Work required
Using the data beneath, show every line that includes the word "uOttaHack".

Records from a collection

----------

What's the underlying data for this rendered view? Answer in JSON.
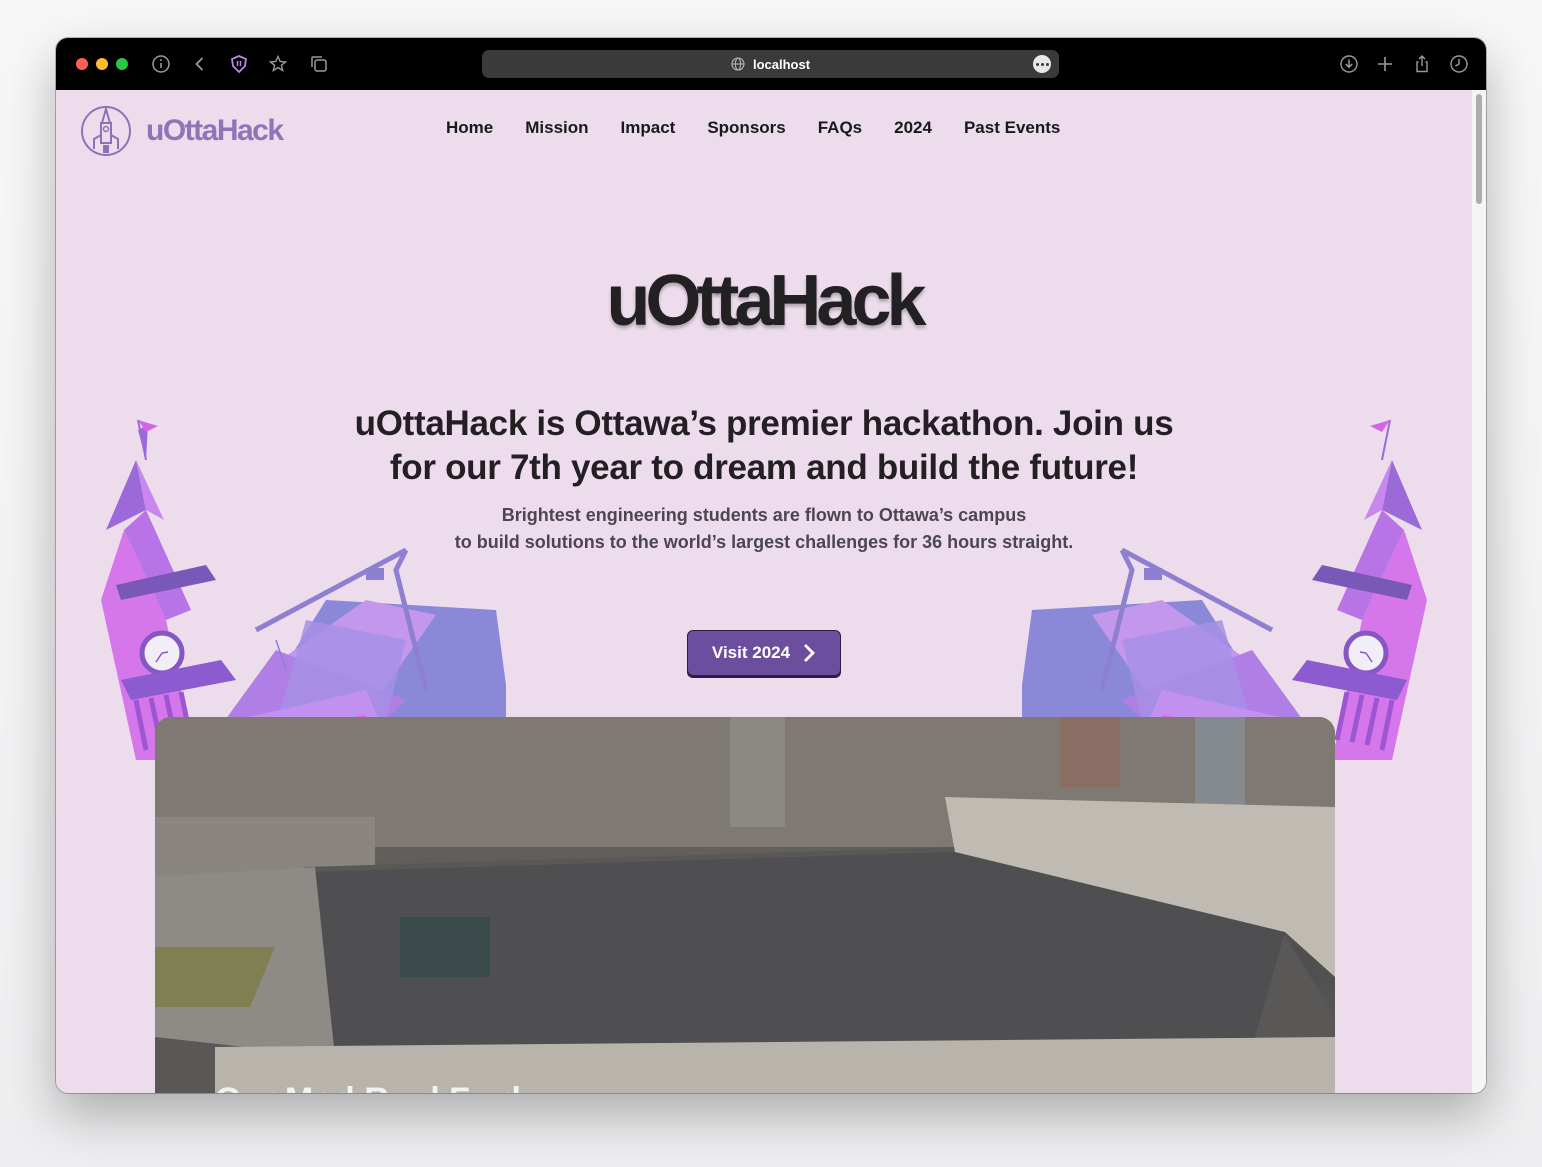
{
  "browser": {
    "url": "localhost"
  },
  "site": {
    "logo_text": "uOttaHack",
    "nav": [
      "Home",
      "Mission",
      "Impact",
      "Sponsors",
      "FAQs",
      "2024",
      "Past Events"
    ]
  },
  "hero": {
    "title": "uOttaHack",
    "headline": "uOttaHack is Ottawa’s premier hackathon. Join us for our 7th year to dream and build the future!",
    "subline_1": "Brightest engineering students are flown to Ottawa’s campus",
    "subline_2": "to build solutions to the world’s largest challenges for 36 hours straight.",
    "cta_label": "Visit 2024"
  },
  "video": {
    "caption": "Our Mod Ru d Fu d"
  },
  "colors": {
    "page_bg": "#ecdcec",
    "brand_purple": "#9273b8",
    "button": "#6b4f9e"
  }
}
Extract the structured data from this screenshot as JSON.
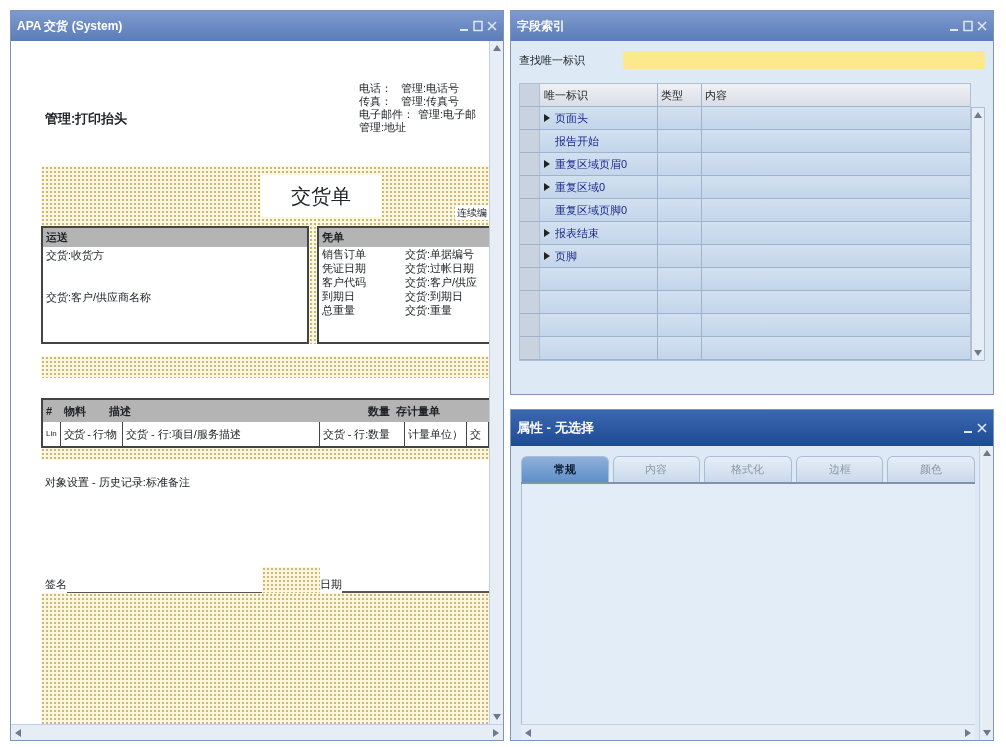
{
  "report_window": {
    "title": "APA 交货 (System)",
    "print_heading": "管理:打印抬头",
    "contacts": [
      {
        "label": "电话：",
        "value": "管理:电话号"
      },
      {
        "label": "传真：",
        "value": "管理:传真号"
      },
      {
        "label": "电子邮件：",
        "value": "管理:电子邮"
      }
    ],
    "address": "管理:地址",
    "document_title": "交货单",
    "doc_note": "连续编",
    "ship_box": {
      "heading": "运送",
      "lines": [
        "交货:收货方",
        "交货:客户/供应商名称"
      ]
    },
    "info_box": {
      "heading": "凭单",
      "rows": [
        {
          "label": "销售订单",
          "value": "交货:单据编号"
        },
        {
          "label": "凭证日期",
          "value": "交货:过帐日期"
        },
        {
          "label": "客户代码",
          "value": "交货:客户/供应"
        },
        {
          "label": "到期日",
          "value": "交货:到期日"
        },
        {
          "label": "总重量",
          "value": "交货:重量"
        }
      ]
    },
    "items_table": {
      "columns": [
        "#",
        "物料",
        "描述",
        "数量",
        "存计量单"
      ],
      "row": [
        "Lin",
        "交货 - 行:物",
        "交货 - 行:项目/服务描述",
        "交货 - 行:数量",
        "计量单位）",
        "交"
      ]
    },
    "remarks": "对象设置 - 历史记录:标准备注",
    "signature_label": "签名",
    "date_label": "日期"
  },
  "field_index": {
    "title": "字段索引",
    "search_label": "查找唯一标识",
    "columns": [
      "唯一标识",
      "类型",
      "内容"
    ],
    "rows": [
      {
        "label": "页面头",
        "expandable": true
      },
      {
        "label": "报告开始",
        "expandable": false
      },
      {
        "label": "重复区域页眉0",
        "expandable": true
      },
      {
        "label": "重复区域0",
        "expandable": true
      },
      {
        "label": "重复区域页脚0",
        "expandable": false
      },
      {
        "label": "报表结束",
        "expandable": true
      },
      {
        "label": "页脚",
        "expandable": true
      }
    ]
  },
  "properties": {
    "title": "属性 - 无选择",
    "tabs": [
      {
        "label": "常规",
        "selected": true
      },
      {
        "label": "内容",
        "selected": false
      },
      {
        "label": "格式化",
        "selected": false
      },
      {
        "label": "边框",
        "selected": false
      },
      {
        "label": "颜色",
        "selected": false
      }
    ]
  }
}
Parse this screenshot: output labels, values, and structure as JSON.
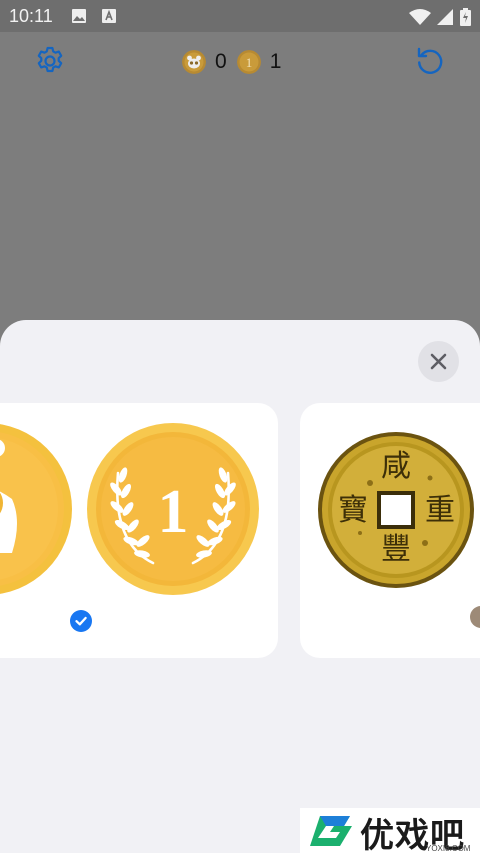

----------

Response to this exercise
    "logo_text": "uOttaHack",
    "title": "uOttaHack",
    "headline": "uOttaHack is Ottawa’s premier hackathon. Join us for our 7th year to dream and build the future!",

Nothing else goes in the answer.